Text provided:
- **Affected Organization:** Users of Arch User Repository (AUR) and npm
- **Sector:** Software Development / Technology
- **Geography:** Global
## Timeline of Events
### Initial Access
- **Date/Time:** Approximately June 10, 2026
- **Vector:** Supply Chain Compromise (Reputation/Trust Exploitation)
- **Details:** The attacker created new AUR accounts and utilized the legitimate "maintainer-handoff" mechanism to adopt 400+ abandoned/orphaned packages.
### Lateral Movement
- **Mechanism:** The attacker modified `PKGBUILD` scripts to include an `npm install atomic-lockfile` command. While the original software remained untouched, the build process pulled malicious dependencies from the public npm registry.
### Data Exfiltration/Impact
- **Impact:** The malware targets Linux environments to harvest sensitive data including:
- Browser/Electron data (Cookies, Slack, Teams, Discord).
- Developer tokens (GitHub, npm).
- Infrastructure secrets (SSH keys, Docker/Podman credentials, HashiCorp Vault tokens).

Task requirements:
**a.** According to the incident summary above, how many packages did the attacker adopt through the "maintainer-handoff" mechanism?
**b.** For each statement, say whether it agrees with the incident summary above, and quote the words that decide it: (i) The attacker altered the original software in the adopted packages. (ii) The malicious dependencies were pulled from the public npm registry. (iii) The malware targets Windows environments.

Listed records:
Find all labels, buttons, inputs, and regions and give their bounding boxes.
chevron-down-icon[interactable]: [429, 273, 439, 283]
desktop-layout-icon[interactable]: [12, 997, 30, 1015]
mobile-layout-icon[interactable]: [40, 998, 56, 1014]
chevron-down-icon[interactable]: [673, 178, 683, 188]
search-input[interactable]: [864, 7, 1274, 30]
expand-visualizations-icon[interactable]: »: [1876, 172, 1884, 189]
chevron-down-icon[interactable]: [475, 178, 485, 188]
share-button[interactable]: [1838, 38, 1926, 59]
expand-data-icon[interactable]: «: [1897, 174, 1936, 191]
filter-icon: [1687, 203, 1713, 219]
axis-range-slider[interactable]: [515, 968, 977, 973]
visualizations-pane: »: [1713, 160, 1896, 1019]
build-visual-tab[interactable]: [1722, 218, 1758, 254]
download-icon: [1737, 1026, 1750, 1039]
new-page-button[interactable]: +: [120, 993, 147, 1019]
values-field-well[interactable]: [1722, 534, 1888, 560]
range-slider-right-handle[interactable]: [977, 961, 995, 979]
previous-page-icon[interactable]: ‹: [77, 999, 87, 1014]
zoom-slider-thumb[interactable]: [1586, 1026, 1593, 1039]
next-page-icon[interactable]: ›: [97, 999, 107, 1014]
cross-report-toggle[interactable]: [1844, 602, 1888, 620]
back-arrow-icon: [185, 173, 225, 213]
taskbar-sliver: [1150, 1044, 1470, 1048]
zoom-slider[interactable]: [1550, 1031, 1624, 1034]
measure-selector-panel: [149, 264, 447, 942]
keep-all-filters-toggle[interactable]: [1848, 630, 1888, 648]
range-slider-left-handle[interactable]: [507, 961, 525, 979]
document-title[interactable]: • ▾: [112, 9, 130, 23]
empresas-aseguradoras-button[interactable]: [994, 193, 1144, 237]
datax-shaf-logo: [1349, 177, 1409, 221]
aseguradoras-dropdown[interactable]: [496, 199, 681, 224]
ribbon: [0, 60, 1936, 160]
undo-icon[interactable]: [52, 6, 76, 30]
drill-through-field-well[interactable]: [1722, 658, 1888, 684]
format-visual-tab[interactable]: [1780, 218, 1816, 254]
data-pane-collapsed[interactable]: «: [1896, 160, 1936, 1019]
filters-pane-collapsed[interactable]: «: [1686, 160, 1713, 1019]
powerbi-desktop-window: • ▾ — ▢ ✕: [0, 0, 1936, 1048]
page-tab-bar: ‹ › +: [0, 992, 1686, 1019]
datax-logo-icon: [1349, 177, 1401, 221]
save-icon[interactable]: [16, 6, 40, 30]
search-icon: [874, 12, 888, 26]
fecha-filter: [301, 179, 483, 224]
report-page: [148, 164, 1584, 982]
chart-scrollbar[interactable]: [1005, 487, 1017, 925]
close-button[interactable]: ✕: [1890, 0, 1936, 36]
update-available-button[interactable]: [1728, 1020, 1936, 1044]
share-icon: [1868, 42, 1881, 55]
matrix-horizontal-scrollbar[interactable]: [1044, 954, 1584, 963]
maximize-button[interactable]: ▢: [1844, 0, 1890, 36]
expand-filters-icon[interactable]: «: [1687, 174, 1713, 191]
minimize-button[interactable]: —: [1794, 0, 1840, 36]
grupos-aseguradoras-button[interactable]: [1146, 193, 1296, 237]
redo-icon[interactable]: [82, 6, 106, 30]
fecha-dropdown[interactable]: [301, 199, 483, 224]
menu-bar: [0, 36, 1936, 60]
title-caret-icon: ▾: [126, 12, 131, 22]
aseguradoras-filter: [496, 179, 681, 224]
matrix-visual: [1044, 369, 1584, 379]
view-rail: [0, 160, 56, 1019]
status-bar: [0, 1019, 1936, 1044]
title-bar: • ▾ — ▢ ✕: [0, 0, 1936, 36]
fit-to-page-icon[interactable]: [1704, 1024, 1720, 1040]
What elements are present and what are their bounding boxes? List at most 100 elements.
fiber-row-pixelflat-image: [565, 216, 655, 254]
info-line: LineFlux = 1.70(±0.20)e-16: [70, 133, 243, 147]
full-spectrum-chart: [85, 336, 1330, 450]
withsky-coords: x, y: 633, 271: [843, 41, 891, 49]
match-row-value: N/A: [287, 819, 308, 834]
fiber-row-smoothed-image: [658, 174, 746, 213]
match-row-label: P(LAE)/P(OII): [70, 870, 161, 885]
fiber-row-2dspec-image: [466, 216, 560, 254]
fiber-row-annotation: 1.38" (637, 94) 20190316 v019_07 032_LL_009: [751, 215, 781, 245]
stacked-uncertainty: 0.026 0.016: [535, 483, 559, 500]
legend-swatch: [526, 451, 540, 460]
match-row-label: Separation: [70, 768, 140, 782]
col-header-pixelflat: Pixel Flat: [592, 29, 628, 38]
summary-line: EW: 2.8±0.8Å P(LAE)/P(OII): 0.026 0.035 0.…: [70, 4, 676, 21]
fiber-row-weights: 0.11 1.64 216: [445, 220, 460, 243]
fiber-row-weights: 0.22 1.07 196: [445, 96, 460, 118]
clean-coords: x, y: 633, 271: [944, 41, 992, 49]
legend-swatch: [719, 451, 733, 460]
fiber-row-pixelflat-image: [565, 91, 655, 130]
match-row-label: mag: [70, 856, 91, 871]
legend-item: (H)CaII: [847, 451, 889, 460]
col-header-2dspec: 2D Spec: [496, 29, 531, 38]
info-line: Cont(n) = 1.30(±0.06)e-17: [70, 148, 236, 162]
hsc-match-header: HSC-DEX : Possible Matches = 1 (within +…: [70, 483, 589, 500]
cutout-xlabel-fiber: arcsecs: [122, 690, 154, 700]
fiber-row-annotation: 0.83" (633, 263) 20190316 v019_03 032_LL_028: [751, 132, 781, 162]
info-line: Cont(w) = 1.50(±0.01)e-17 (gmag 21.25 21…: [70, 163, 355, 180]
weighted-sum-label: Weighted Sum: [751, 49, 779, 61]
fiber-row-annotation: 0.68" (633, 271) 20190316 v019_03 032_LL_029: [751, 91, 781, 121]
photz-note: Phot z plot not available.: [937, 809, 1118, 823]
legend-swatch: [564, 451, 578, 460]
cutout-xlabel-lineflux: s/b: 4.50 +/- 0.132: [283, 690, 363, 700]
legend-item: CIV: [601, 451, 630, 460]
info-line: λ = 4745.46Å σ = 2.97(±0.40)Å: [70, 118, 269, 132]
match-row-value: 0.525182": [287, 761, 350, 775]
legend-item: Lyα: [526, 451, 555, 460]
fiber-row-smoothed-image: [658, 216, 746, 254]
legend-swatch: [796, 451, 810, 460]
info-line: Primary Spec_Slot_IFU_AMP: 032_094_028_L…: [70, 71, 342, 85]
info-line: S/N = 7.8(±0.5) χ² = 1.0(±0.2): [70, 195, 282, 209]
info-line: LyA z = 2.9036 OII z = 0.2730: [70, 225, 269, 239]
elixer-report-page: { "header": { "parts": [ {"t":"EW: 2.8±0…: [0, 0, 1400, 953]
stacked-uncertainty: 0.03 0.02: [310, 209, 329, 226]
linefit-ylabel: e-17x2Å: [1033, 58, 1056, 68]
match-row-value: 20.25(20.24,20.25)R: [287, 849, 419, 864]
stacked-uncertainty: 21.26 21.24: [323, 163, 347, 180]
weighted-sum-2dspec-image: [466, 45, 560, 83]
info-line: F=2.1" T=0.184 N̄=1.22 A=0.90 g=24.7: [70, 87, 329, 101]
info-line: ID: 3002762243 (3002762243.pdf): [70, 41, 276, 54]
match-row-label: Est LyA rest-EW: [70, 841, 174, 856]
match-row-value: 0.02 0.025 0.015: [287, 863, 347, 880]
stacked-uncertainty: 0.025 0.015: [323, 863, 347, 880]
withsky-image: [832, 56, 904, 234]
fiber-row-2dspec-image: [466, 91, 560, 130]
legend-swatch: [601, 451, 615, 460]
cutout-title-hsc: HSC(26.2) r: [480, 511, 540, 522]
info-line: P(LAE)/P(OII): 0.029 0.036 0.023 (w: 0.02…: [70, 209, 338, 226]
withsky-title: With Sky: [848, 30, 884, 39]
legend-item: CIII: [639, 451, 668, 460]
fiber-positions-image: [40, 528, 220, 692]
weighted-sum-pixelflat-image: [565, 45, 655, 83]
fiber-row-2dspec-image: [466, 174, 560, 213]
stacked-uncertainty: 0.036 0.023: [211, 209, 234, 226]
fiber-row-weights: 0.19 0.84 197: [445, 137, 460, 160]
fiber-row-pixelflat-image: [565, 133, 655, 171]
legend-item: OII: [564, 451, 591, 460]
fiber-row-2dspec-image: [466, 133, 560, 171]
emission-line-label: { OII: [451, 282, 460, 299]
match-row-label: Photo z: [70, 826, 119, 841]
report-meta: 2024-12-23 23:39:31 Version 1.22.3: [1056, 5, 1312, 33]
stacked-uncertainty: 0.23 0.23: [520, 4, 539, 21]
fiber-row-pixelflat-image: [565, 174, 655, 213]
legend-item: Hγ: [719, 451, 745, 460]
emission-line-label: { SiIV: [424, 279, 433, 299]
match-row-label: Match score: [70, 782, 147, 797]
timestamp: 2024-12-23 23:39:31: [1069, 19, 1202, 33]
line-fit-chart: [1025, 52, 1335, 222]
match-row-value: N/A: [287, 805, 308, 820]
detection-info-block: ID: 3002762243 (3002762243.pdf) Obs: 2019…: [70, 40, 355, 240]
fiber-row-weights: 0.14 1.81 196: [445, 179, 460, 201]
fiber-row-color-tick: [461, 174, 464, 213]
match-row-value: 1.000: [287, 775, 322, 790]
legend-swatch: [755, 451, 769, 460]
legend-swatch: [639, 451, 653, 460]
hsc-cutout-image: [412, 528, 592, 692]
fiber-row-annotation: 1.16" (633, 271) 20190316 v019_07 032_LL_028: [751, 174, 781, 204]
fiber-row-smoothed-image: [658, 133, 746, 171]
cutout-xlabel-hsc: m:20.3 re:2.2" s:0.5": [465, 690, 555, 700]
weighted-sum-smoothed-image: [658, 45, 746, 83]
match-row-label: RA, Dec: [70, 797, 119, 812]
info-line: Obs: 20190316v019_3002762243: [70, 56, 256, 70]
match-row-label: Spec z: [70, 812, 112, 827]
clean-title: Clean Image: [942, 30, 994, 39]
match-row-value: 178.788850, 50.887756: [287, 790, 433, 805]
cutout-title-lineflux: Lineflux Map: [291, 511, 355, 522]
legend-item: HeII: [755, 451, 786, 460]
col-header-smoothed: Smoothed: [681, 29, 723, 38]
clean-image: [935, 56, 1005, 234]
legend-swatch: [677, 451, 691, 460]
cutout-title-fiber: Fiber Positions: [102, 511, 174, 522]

List of answers:
**a.** More than 400 abandoned or orphaned packages ("400+").

**b.**
(i) No: "While the original software remained untouched"
(ii) Yes: "the build process pulled malicious dependencies from the public npm registry"
(iii) No: "The malware targets Linux environments"